## Start
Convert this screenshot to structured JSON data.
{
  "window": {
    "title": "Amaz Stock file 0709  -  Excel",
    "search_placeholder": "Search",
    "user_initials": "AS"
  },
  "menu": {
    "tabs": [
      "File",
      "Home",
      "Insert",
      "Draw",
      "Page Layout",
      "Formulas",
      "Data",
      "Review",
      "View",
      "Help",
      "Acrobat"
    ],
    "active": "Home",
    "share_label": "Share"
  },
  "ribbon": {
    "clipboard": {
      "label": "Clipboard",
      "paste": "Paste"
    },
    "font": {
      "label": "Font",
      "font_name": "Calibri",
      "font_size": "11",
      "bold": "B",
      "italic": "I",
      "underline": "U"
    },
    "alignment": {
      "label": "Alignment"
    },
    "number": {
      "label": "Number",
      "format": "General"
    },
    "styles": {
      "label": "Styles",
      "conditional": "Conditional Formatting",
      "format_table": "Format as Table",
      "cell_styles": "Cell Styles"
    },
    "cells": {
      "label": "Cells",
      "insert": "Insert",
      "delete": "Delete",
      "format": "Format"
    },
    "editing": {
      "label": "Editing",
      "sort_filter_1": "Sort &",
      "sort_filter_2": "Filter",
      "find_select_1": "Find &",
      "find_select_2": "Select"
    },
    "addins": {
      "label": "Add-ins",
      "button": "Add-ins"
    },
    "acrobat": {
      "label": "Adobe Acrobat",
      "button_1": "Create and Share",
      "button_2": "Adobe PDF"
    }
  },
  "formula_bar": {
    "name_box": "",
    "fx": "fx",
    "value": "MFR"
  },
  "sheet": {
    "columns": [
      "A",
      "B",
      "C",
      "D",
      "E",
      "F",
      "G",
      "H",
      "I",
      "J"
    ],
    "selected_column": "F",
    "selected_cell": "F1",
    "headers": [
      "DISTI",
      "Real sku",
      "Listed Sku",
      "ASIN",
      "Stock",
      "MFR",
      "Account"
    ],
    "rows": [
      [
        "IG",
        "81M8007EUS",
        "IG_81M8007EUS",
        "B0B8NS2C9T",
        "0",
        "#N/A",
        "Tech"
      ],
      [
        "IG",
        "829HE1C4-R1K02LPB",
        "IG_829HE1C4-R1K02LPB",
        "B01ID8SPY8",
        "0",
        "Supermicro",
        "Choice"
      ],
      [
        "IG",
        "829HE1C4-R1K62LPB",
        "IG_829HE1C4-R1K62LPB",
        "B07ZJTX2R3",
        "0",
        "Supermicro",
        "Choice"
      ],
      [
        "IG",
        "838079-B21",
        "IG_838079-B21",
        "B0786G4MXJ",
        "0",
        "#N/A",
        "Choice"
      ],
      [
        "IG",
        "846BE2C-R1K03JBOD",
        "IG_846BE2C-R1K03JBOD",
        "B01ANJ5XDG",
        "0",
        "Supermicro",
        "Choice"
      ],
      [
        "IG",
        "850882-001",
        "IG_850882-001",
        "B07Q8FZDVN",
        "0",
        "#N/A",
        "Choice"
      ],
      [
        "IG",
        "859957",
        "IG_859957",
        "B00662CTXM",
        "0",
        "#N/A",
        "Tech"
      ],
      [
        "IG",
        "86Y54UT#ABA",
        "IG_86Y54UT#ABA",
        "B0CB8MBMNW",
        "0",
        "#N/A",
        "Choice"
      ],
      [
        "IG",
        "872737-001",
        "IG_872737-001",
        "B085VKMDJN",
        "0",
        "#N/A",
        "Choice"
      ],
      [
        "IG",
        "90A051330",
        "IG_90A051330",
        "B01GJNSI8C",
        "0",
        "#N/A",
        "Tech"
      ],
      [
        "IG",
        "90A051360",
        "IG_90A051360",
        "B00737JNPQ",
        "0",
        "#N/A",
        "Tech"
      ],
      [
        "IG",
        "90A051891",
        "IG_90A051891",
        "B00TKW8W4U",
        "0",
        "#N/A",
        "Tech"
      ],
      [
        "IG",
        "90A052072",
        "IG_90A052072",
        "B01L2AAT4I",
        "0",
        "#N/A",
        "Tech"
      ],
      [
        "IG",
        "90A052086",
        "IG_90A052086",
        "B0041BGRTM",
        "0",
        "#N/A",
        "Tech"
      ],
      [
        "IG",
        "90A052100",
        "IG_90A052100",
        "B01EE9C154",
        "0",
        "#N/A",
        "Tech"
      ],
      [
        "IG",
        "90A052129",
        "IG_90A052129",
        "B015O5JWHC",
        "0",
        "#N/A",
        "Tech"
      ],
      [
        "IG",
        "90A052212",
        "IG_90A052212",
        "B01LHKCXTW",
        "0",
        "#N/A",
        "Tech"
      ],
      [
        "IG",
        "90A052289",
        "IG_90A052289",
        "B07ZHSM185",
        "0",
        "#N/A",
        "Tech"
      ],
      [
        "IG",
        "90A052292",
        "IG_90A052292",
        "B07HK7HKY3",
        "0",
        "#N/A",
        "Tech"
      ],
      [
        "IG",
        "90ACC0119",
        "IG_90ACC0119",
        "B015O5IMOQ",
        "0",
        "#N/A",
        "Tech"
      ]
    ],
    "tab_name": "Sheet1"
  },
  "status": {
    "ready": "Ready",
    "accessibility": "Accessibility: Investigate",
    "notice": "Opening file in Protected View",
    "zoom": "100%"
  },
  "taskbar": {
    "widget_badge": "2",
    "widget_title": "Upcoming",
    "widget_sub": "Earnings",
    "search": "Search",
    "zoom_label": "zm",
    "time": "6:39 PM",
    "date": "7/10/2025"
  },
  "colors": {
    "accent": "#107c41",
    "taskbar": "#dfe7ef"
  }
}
## End
→ **THE TASK**
From the listing above, copy out each line where the word "Search" appears.

→ **TASK OUTPUT**
    "search_placeholder": "Search",
    "search": "Search",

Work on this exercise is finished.